+++ DATA SUPPLIED

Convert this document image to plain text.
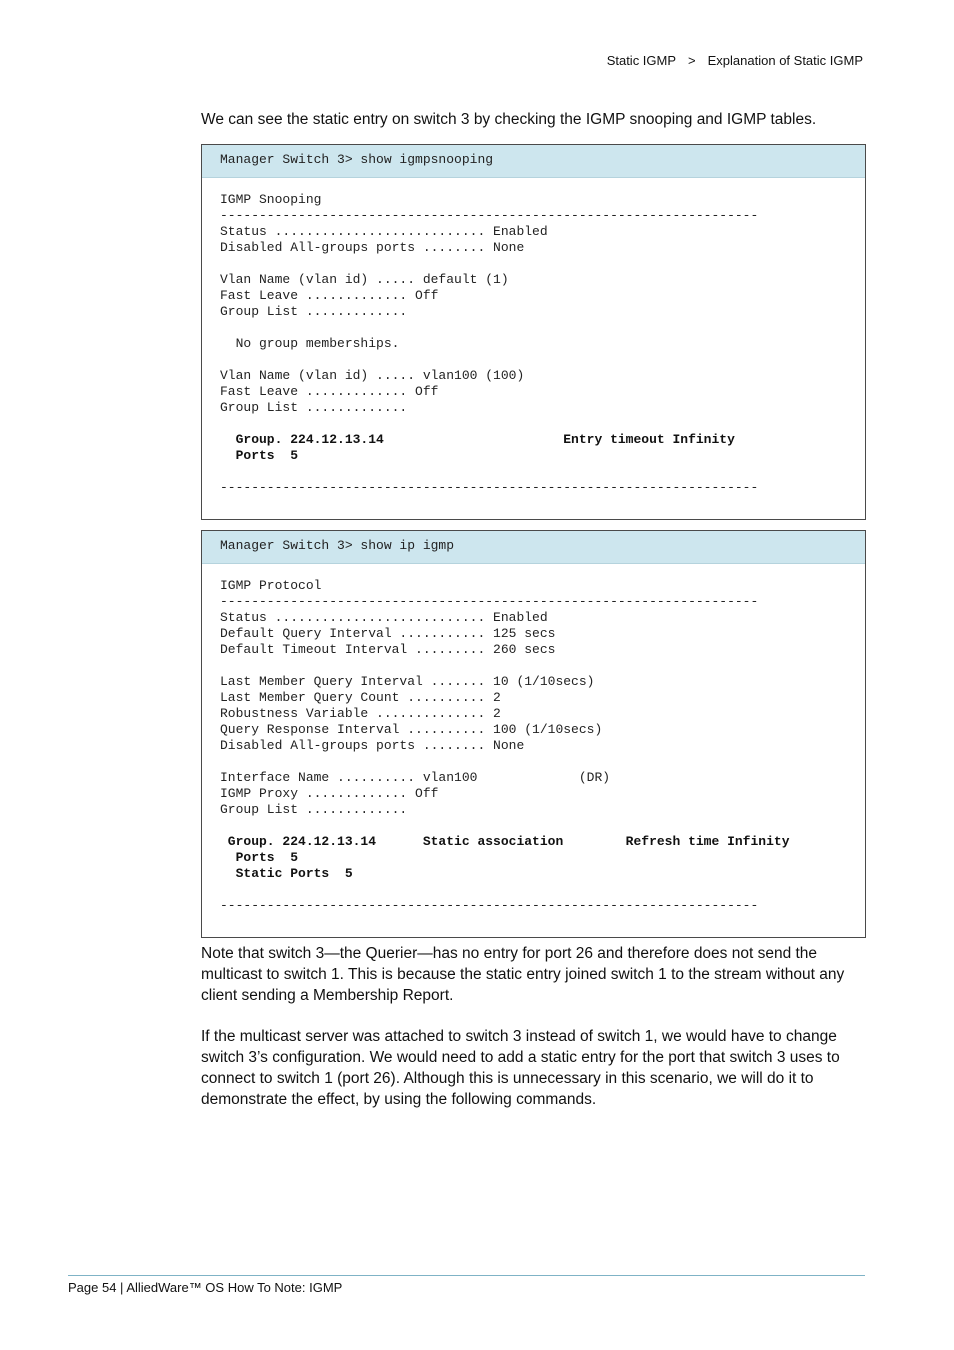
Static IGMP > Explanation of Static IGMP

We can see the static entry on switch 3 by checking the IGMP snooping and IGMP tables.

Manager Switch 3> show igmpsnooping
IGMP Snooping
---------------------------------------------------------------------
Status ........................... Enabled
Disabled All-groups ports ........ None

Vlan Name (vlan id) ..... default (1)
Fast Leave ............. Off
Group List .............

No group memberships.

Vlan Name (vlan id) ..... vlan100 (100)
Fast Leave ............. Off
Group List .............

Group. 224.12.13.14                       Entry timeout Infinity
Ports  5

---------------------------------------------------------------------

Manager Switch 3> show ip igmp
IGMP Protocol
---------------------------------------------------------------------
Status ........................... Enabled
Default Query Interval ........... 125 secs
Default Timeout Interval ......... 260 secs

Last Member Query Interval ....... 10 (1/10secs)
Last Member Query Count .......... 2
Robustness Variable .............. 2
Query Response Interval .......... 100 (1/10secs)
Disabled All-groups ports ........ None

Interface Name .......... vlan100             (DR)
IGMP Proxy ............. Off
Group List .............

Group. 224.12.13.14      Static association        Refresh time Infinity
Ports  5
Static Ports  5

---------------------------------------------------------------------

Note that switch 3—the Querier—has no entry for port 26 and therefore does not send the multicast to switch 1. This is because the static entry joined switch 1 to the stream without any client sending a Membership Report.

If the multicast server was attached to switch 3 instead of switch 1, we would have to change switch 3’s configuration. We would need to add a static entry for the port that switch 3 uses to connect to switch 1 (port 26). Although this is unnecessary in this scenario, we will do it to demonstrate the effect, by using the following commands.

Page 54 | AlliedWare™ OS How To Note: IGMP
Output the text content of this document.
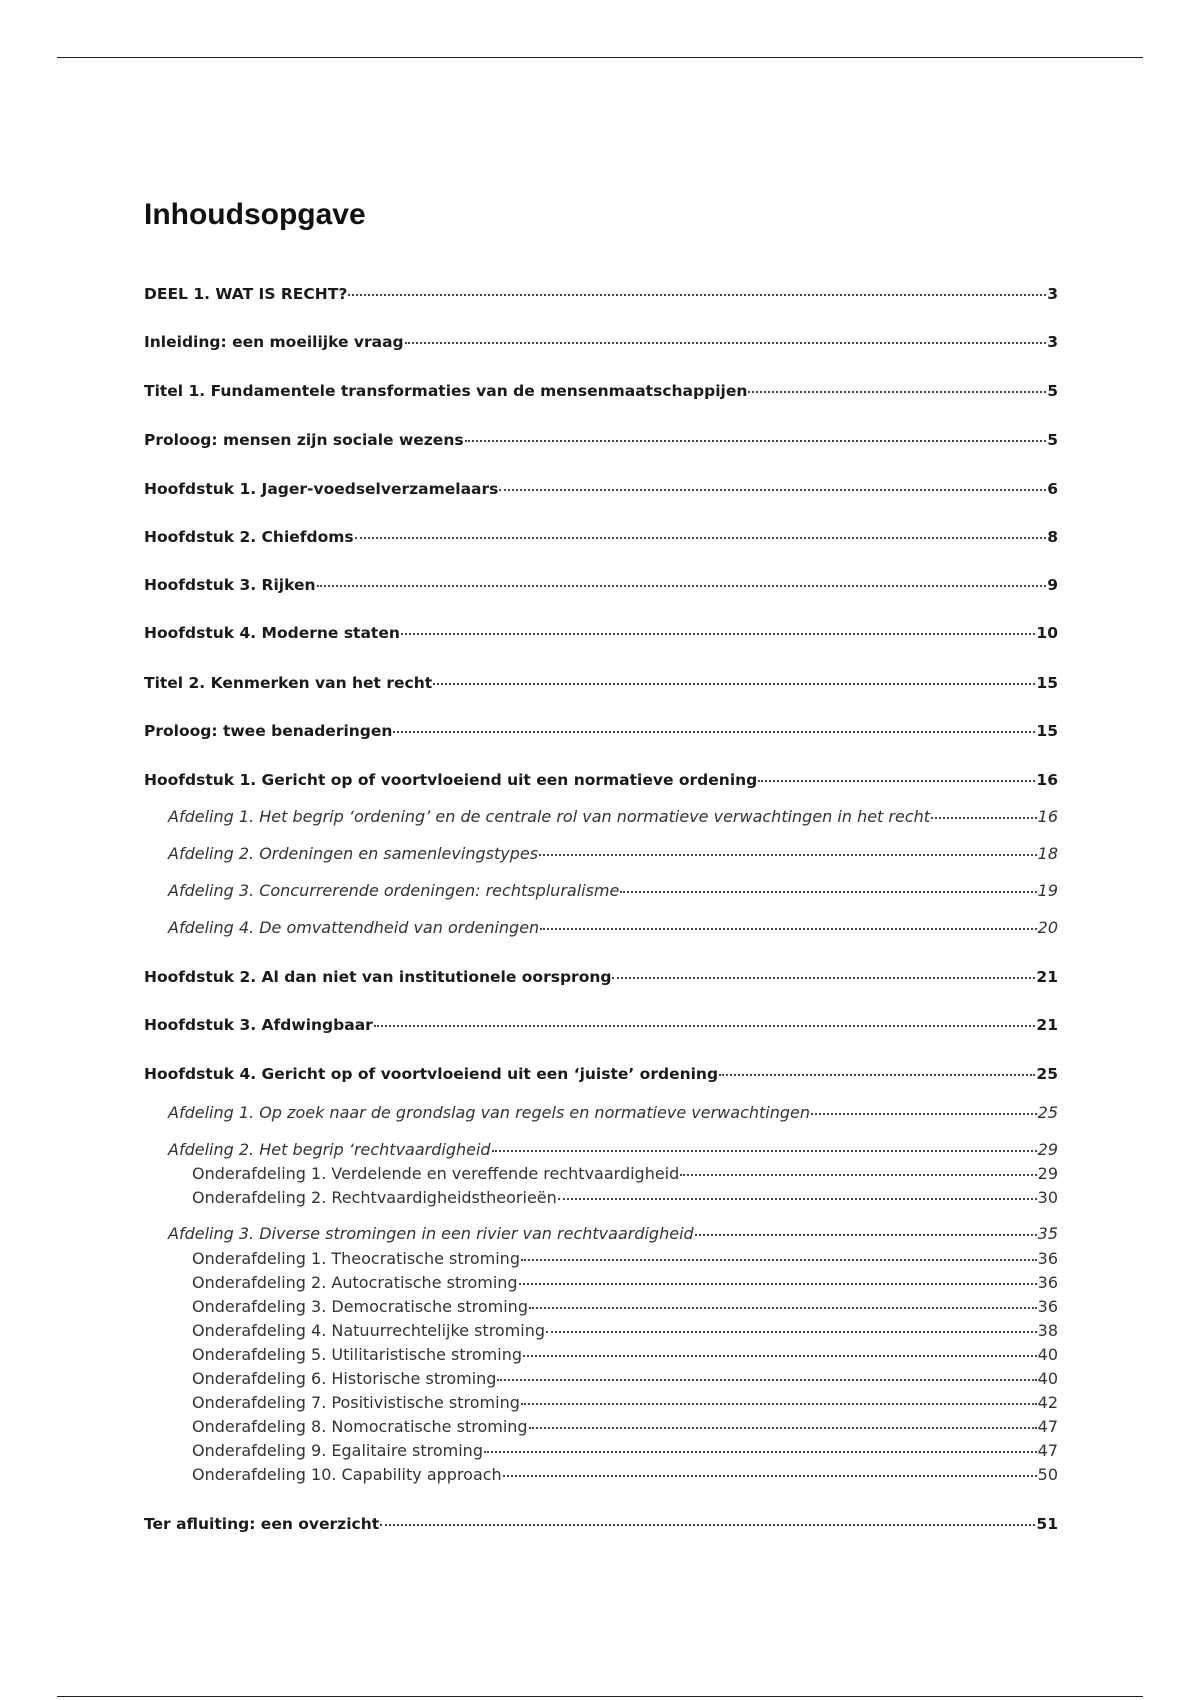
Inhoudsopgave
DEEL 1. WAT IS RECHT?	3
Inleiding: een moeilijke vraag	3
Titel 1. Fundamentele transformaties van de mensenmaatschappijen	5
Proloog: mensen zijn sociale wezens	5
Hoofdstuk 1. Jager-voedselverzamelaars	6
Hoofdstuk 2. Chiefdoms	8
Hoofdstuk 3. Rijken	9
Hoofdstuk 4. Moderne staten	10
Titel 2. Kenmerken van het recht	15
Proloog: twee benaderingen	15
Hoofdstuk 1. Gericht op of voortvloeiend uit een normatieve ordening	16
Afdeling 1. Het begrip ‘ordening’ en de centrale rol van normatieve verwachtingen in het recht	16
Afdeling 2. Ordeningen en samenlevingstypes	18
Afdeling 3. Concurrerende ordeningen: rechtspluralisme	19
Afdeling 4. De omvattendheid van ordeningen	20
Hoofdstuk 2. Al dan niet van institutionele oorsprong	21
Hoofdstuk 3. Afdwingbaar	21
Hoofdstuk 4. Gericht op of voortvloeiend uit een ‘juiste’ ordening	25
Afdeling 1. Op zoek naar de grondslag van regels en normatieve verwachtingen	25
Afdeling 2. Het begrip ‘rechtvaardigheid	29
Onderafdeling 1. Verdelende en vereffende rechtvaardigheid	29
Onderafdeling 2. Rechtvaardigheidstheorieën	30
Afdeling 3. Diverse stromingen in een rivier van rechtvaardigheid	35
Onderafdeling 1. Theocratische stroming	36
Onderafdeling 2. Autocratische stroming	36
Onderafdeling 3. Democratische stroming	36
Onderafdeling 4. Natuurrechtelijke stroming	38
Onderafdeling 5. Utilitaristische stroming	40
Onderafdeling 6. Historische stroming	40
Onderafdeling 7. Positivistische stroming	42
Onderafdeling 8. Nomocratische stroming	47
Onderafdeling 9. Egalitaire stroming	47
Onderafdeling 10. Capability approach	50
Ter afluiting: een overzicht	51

++++++
+++ DATA SUPPLIED

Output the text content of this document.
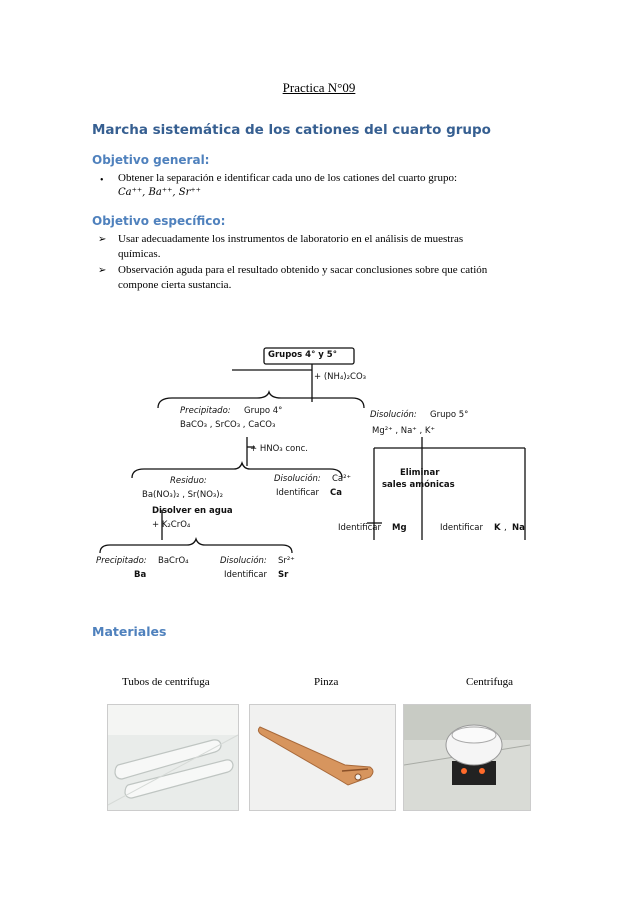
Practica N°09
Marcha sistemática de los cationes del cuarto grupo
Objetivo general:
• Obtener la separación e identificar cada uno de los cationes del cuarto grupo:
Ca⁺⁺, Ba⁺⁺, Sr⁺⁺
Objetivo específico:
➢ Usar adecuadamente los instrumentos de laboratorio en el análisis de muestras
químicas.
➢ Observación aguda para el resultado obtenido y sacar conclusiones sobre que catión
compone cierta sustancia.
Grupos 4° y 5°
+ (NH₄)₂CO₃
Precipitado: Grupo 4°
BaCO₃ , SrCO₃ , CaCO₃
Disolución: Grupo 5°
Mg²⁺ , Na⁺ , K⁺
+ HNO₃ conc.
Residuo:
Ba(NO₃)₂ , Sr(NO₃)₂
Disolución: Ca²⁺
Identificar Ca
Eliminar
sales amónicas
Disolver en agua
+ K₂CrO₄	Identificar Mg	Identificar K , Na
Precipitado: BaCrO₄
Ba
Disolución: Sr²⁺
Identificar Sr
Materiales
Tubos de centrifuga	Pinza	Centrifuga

++++++

§ THE EXERCISE
Select all lines with the word "that" from the entries above.

§ REPLY TO THE EXERCISE
Note that switch 3—the Querier—has no entry for port 26 and therefore does not send the multicast to switch 1. This is because the static entry joined switch 1 to the stream without any client sending a Membership Report.
If the multicast server was attached to switch 3 instead of switch 1, we would have to change switch 3’s configuration. We would need to add a static entry for the port that switch 3 uses to connect to switch 1 (port 26). Although this is unnecessary in this scenario, we will do it to demonstrate the effect, by using the following commands.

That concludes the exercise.